### Records for the exercise
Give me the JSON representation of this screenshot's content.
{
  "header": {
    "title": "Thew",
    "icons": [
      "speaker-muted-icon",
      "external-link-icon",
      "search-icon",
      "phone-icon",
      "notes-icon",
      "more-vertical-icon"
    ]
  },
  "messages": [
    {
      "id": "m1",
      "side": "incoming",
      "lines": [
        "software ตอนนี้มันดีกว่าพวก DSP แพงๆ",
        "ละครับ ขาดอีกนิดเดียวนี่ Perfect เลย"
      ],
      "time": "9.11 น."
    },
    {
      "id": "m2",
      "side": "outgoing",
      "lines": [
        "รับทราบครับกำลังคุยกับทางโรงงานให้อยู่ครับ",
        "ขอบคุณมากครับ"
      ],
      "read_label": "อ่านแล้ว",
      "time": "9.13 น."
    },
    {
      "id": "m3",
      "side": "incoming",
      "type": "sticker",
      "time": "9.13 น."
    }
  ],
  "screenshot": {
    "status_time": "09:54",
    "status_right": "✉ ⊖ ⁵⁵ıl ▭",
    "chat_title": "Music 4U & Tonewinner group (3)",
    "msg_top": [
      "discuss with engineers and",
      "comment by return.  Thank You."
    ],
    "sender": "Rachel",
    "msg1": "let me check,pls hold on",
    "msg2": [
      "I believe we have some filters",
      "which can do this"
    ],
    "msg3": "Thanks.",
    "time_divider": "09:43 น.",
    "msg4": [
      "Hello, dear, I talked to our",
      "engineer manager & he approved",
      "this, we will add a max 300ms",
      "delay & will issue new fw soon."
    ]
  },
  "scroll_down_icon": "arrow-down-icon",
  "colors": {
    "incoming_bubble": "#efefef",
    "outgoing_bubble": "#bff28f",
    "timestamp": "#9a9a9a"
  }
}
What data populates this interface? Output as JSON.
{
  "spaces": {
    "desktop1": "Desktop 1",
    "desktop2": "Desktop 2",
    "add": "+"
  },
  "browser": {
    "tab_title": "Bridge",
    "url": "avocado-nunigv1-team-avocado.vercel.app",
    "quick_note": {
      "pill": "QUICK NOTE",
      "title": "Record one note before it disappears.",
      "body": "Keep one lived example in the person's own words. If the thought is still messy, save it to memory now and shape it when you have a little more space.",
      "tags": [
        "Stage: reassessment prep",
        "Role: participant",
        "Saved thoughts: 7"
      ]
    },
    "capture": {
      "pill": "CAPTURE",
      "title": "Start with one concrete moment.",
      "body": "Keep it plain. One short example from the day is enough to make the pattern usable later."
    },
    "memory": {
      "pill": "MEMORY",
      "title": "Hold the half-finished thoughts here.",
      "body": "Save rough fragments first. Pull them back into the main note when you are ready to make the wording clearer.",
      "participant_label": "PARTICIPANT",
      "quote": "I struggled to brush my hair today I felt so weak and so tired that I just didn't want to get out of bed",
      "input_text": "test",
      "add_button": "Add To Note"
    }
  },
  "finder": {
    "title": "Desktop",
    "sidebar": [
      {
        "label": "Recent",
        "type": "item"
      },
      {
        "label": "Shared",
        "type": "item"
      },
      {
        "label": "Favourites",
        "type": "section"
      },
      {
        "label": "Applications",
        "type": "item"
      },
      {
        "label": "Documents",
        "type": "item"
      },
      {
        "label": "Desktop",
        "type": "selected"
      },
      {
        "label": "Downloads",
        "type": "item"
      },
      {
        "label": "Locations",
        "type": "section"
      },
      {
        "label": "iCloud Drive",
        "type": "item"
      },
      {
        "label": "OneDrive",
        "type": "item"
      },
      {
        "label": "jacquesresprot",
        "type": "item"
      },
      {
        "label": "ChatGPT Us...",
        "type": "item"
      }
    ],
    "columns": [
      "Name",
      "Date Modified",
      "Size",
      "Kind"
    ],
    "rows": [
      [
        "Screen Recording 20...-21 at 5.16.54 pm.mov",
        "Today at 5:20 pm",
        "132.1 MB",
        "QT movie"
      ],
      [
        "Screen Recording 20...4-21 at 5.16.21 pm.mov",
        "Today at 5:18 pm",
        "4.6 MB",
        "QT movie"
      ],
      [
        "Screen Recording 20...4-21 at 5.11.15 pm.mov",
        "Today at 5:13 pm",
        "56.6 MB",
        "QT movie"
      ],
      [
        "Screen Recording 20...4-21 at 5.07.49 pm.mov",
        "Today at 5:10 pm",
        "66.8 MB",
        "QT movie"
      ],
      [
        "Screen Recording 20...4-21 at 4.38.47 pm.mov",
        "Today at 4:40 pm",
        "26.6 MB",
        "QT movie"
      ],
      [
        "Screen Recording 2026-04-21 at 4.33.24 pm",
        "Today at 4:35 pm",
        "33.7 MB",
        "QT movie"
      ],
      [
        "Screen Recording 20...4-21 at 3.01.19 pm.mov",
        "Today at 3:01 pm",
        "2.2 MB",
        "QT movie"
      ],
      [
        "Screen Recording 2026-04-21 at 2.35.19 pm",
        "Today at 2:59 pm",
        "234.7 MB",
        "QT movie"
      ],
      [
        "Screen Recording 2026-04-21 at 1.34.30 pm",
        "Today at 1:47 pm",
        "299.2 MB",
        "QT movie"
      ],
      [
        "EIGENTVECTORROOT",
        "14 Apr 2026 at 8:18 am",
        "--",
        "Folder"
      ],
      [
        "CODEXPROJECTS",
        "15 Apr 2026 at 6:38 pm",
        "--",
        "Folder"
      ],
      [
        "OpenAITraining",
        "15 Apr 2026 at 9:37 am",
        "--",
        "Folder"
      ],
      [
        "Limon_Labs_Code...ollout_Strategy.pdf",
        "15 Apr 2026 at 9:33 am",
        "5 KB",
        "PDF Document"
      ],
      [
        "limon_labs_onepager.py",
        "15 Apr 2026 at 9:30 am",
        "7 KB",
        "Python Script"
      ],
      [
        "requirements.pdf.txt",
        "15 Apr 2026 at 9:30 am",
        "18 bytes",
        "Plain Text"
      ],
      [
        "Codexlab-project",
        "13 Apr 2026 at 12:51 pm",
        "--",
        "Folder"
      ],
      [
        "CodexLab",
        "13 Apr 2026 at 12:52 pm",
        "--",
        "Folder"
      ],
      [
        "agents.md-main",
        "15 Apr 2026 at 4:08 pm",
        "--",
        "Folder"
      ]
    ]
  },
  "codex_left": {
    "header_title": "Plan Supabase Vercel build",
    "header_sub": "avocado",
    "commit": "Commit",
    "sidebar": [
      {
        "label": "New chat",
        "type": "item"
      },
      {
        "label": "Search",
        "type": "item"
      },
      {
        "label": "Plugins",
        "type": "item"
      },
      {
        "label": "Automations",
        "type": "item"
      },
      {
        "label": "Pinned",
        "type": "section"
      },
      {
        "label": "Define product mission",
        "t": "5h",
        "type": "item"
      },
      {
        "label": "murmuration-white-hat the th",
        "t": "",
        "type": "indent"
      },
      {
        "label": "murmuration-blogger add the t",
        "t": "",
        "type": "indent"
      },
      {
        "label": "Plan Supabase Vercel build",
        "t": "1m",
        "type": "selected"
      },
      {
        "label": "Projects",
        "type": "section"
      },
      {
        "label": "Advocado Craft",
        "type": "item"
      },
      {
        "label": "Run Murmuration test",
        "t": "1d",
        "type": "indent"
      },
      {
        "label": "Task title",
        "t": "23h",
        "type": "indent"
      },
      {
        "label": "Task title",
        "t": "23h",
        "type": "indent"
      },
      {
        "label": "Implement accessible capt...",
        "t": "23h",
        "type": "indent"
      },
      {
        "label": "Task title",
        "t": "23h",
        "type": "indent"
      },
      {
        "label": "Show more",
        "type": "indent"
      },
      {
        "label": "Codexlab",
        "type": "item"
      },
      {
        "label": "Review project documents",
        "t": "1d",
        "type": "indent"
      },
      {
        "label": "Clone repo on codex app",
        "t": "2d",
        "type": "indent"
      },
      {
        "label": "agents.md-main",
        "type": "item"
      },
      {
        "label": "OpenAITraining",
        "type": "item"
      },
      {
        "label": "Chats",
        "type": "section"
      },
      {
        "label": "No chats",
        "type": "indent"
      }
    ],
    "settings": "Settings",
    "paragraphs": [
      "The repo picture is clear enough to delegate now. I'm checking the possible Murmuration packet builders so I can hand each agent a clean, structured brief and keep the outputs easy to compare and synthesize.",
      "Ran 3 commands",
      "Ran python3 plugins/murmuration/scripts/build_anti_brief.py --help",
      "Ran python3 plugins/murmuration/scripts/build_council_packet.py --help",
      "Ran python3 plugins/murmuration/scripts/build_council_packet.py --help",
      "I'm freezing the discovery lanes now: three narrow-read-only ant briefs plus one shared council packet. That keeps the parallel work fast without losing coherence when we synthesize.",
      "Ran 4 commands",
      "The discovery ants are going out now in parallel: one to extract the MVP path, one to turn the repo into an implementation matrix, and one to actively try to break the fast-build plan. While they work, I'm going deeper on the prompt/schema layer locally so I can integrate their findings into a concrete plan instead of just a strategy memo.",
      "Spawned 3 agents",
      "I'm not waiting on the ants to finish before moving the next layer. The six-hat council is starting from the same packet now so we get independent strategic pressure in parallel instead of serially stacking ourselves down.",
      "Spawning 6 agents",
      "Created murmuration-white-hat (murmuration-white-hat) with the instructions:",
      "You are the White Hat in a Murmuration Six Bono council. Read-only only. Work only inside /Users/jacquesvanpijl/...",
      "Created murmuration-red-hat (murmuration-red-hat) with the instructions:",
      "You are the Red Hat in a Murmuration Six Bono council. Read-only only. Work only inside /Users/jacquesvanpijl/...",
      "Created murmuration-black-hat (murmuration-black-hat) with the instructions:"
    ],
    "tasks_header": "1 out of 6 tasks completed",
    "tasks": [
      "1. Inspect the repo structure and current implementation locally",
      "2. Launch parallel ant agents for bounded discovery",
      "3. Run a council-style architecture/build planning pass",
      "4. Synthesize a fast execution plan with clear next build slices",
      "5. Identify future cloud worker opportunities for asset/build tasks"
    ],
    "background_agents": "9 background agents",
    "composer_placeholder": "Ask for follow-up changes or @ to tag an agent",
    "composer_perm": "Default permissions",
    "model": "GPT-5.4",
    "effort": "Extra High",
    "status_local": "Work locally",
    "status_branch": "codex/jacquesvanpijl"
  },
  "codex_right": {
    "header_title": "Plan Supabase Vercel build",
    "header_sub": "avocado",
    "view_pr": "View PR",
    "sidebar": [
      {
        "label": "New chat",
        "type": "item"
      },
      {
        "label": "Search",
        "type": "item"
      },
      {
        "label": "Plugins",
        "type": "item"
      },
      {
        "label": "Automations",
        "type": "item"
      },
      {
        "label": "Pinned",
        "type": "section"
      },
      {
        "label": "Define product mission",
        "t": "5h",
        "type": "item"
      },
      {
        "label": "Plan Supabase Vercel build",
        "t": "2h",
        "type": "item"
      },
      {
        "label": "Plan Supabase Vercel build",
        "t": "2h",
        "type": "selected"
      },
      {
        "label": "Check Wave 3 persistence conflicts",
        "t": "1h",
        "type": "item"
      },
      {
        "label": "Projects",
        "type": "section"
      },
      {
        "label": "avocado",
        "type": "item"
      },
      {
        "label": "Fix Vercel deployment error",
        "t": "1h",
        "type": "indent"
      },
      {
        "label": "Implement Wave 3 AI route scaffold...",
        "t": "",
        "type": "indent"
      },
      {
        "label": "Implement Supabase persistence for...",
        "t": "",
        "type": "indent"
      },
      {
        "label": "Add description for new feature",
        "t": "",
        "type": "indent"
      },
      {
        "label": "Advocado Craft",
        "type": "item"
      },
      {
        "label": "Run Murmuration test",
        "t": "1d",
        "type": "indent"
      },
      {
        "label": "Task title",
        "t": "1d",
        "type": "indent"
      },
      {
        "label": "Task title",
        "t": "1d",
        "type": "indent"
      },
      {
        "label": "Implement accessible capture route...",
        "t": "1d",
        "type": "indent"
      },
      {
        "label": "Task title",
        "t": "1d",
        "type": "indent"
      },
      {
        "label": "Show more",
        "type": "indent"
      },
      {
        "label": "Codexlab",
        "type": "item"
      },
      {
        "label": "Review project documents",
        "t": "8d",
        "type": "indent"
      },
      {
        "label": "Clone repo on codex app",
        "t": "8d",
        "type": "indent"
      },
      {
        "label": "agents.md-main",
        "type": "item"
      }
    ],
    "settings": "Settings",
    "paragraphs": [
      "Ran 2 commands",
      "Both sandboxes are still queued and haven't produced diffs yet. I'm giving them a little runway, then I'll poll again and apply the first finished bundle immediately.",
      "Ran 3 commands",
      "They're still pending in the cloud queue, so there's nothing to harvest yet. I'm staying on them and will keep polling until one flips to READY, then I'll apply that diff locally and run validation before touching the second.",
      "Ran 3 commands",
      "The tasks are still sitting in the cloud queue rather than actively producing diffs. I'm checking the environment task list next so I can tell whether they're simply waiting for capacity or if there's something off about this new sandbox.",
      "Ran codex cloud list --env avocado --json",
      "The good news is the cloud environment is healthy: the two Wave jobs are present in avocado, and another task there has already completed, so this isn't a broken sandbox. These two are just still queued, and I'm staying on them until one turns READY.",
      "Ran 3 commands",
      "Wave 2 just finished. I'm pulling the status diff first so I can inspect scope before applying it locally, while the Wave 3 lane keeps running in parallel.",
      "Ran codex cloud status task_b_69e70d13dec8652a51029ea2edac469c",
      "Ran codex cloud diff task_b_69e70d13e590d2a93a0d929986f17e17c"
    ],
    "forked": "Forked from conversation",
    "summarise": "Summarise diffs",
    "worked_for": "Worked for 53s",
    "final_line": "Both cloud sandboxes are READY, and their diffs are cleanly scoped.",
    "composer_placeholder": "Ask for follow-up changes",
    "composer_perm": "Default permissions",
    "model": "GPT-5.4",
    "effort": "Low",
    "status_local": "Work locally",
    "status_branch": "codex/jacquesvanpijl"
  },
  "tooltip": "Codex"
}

### Do this
Find the lines containing "route" and list every one of them.

### Expected answer
        "label": "Implement Wave 3 AI route scaffold...",
        "label": "Implement accessible capture route...",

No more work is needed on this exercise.